Print the listing in its entirety and exactly, leaving out images.

(Collected data)
....
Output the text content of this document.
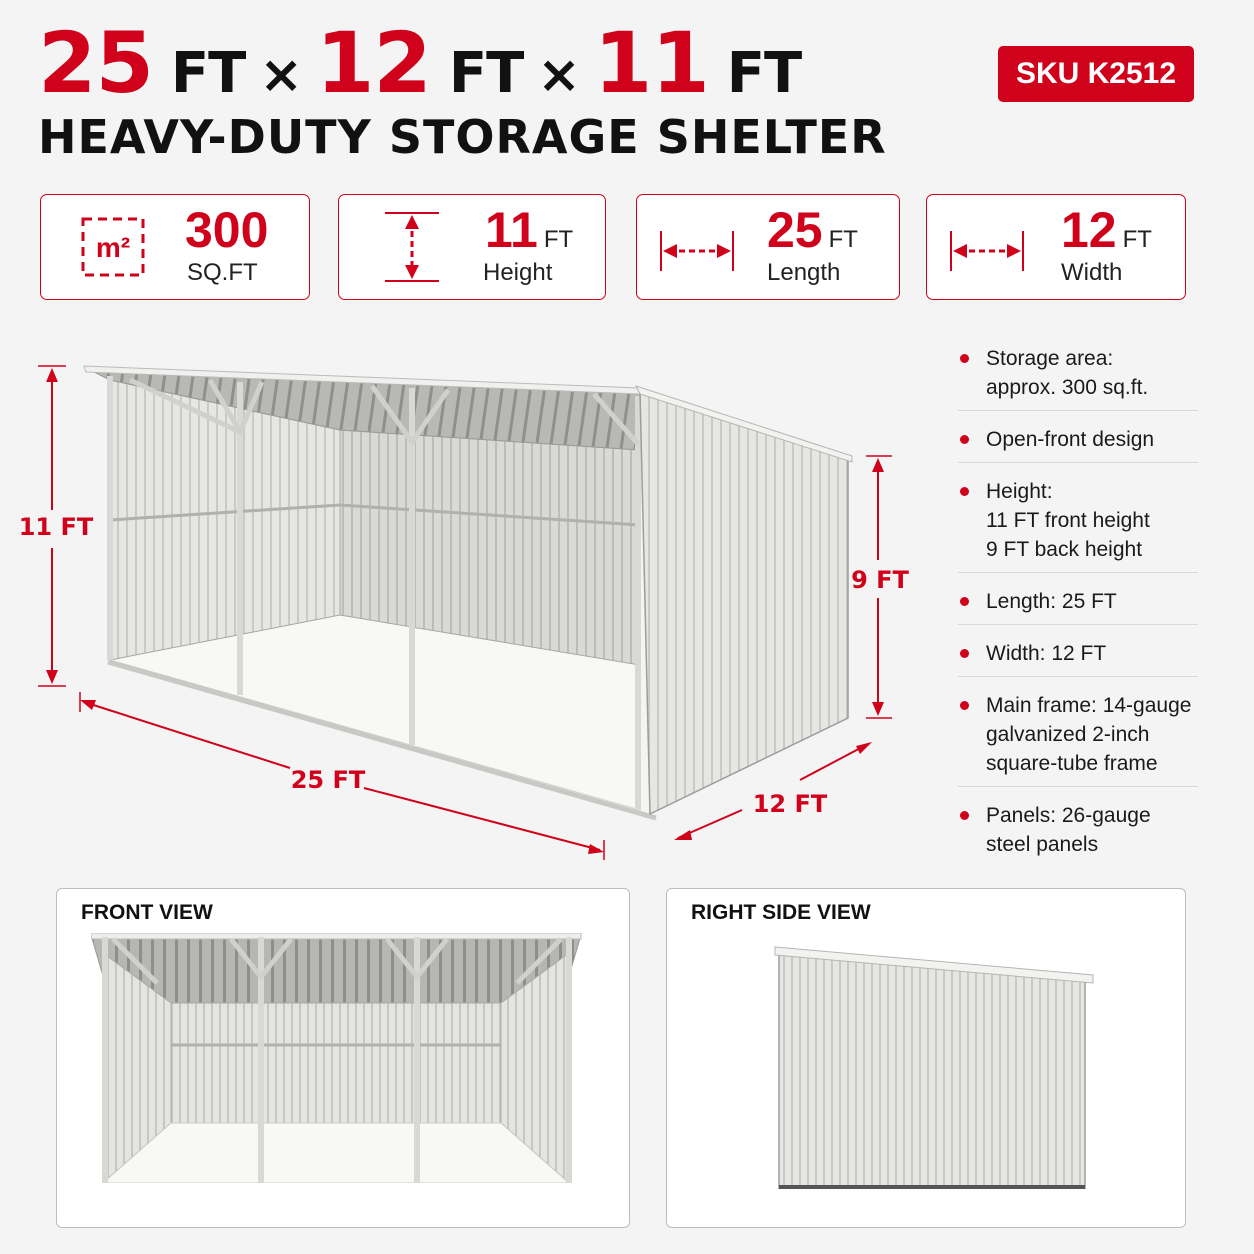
25 FT × 12 FT × 11 FT
HEAVY-DUTY STORAGE SHELTER
SKU K2512
m² 300
SQ.FT
11 FT
Height
25 FT
Length
12 FT
Width
11 FT
9 FT
25 FT
12 FT
Storage area:
approx. 300 sq.ft.
Open-front design
Height:
11 FT front height
9 FT back height
Length: 25 FT
Width: 12 FT
Main frame: 14-gauge
galvanized 2-inch
square-tube frame
Panels: 26-gauge
steel panels
FRONT VIEW	RIGHT SIDE VIEW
....
Task output:
Output the text content of this document.
25 FT × 12 FT × 11 FT
HEAVY-DUTY STORAGE SHELTER
SKU K2512
m² 300
SQ.FT
11 FT
Height
25 FT
Length
12 FT
Width
11 FT
9 FT
25 FT
12 FT
Storage area:
approx. 300 sq.ft.
Open-front design
Height:
11 FT front height
9 FT back height
Length: 25 FT
Width: 12 FT
Main frame: 14-gauge
galvanized 2-inch
square-tube frame
Panels: 26-gauge
steel panels
FRONT VIEW	RIGHT SIDE VIEW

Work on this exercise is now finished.